Items from a dataset:

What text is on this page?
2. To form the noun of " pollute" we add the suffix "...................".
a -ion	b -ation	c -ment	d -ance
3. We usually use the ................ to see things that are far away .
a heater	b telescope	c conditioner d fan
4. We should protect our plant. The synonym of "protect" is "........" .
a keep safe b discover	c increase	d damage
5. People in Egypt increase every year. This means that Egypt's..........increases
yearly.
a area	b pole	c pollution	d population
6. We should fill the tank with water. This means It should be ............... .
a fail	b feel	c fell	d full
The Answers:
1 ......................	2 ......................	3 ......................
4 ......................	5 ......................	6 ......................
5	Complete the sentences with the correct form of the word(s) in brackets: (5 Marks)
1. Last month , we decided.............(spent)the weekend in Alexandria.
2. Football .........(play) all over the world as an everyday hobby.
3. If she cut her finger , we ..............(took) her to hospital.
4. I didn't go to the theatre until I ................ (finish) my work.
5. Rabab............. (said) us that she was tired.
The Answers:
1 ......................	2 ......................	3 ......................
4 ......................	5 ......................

Directions: Single out each line of the records above with the string "that" in it, and copy it.

Written solution:
3. We usually use the ................ to see things that are far away .
5. People in Egypt increase every year. This means that Egypt's..........increases
5. Rabab............. (said) us that she was tired.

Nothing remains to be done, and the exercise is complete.